[BEGIN Given information]

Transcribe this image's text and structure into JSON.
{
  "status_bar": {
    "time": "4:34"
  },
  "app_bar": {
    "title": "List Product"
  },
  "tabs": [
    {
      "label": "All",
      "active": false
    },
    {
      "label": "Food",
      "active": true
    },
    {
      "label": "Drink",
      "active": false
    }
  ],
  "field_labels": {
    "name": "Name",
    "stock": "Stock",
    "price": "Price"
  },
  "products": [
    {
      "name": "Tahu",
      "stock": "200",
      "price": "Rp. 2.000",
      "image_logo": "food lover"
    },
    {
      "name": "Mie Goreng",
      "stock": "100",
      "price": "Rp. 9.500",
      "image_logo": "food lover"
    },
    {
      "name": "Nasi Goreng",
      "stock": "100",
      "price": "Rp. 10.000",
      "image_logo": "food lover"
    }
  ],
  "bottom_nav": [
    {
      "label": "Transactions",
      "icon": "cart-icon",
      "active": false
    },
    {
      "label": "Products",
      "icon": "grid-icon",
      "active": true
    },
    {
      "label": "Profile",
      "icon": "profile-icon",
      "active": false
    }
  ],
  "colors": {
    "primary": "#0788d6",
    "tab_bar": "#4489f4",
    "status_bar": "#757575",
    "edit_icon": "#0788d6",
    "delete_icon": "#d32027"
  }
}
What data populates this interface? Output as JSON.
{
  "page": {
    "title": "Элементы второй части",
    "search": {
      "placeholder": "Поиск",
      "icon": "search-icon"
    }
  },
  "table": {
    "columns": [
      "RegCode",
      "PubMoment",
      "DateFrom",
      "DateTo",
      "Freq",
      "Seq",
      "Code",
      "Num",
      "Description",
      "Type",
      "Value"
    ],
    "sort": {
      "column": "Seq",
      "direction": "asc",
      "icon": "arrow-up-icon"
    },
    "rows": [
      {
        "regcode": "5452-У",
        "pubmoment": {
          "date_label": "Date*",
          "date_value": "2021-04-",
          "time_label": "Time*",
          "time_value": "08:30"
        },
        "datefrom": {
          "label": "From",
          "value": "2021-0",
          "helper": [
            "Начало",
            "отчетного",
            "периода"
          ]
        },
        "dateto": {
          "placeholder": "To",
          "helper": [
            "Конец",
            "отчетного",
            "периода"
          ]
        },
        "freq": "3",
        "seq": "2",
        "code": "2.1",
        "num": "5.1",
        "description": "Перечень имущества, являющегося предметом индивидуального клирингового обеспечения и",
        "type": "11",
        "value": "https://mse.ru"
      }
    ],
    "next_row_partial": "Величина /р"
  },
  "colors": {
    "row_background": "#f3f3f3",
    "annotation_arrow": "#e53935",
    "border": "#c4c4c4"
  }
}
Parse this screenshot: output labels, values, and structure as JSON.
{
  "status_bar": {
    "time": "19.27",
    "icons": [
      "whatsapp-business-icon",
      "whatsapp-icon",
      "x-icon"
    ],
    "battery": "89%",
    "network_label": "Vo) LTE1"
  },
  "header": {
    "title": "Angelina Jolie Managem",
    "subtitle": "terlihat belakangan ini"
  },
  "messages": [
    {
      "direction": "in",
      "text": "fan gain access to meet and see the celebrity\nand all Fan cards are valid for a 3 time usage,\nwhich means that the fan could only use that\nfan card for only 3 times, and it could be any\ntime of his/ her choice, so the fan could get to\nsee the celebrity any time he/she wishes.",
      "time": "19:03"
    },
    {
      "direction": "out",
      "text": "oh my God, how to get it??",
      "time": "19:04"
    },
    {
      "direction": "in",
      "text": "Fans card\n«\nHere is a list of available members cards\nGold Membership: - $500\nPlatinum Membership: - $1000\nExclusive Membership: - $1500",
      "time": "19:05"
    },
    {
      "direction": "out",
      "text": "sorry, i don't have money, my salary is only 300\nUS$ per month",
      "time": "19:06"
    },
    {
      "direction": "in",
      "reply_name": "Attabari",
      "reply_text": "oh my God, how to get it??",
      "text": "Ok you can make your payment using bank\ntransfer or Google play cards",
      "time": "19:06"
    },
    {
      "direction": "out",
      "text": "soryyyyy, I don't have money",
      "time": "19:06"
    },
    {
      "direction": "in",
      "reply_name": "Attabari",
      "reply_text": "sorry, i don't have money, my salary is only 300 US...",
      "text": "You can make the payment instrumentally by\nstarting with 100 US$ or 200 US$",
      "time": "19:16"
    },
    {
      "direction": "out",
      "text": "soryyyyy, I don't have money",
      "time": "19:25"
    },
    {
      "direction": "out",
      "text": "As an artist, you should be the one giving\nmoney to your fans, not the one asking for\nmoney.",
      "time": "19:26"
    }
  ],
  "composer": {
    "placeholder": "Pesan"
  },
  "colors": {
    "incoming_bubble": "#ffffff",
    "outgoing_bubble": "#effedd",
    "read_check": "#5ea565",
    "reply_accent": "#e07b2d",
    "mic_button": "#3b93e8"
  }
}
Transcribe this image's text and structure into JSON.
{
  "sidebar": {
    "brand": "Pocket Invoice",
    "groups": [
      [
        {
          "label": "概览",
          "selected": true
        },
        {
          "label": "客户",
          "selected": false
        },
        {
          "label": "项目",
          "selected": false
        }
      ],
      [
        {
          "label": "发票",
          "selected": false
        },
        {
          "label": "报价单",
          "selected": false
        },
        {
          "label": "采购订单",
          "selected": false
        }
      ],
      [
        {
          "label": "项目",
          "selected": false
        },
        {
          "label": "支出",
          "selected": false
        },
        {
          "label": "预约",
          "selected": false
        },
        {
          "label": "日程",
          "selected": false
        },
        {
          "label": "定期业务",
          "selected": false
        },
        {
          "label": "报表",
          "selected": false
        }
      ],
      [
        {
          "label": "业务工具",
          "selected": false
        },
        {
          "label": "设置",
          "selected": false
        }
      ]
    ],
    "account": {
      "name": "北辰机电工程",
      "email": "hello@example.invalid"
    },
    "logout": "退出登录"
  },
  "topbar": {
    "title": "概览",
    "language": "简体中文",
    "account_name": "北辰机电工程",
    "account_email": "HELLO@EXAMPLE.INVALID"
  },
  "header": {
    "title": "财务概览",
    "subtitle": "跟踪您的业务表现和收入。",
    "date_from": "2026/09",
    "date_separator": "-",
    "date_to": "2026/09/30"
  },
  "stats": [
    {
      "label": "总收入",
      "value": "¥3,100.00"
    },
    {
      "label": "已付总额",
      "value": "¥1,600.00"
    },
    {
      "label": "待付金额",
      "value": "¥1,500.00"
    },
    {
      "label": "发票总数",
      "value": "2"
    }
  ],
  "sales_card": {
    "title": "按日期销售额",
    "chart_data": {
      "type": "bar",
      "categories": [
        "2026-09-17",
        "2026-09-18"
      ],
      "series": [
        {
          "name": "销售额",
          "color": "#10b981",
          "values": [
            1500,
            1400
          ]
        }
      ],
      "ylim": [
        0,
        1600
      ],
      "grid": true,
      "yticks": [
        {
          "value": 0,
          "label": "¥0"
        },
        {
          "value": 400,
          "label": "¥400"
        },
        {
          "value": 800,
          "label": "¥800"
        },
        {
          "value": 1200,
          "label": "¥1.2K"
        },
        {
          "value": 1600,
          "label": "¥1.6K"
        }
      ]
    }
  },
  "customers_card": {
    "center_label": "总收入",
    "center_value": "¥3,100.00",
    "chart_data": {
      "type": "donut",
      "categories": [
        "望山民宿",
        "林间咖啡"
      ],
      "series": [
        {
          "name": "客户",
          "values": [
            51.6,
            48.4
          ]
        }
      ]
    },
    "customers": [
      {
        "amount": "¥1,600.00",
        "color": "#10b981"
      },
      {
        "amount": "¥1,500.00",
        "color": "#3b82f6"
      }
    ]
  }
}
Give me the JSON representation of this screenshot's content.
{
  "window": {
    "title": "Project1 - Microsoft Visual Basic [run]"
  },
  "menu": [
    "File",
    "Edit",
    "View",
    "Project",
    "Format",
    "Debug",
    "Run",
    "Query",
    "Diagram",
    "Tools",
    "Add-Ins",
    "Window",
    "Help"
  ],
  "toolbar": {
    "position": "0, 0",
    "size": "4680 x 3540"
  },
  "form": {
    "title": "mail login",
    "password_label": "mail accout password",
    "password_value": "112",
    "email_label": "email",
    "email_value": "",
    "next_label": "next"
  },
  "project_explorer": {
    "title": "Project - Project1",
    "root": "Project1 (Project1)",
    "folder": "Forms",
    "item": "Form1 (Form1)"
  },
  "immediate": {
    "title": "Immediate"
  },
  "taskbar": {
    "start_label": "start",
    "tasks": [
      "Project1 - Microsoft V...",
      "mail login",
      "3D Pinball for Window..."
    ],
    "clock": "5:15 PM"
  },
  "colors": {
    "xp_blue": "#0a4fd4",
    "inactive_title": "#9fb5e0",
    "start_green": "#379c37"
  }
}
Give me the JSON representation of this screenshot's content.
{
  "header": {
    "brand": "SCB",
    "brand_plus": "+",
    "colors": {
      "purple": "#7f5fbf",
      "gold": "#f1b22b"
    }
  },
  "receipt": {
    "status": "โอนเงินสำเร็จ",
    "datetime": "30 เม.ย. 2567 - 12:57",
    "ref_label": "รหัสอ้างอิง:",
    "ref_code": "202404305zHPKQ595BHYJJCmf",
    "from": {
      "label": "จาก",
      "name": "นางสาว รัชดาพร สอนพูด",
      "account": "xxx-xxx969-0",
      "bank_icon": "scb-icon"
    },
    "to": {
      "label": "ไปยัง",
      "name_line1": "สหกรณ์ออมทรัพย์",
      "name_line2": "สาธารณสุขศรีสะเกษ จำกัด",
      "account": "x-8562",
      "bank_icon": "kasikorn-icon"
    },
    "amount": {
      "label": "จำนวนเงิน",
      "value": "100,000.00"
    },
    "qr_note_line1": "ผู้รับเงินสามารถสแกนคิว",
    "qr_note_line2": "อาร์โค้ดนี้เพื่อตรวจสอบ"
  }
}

[END Given information]

• Brief: Make a tally of the lines in this data that include the string "your", and answer with that tally alone.

• The result: 2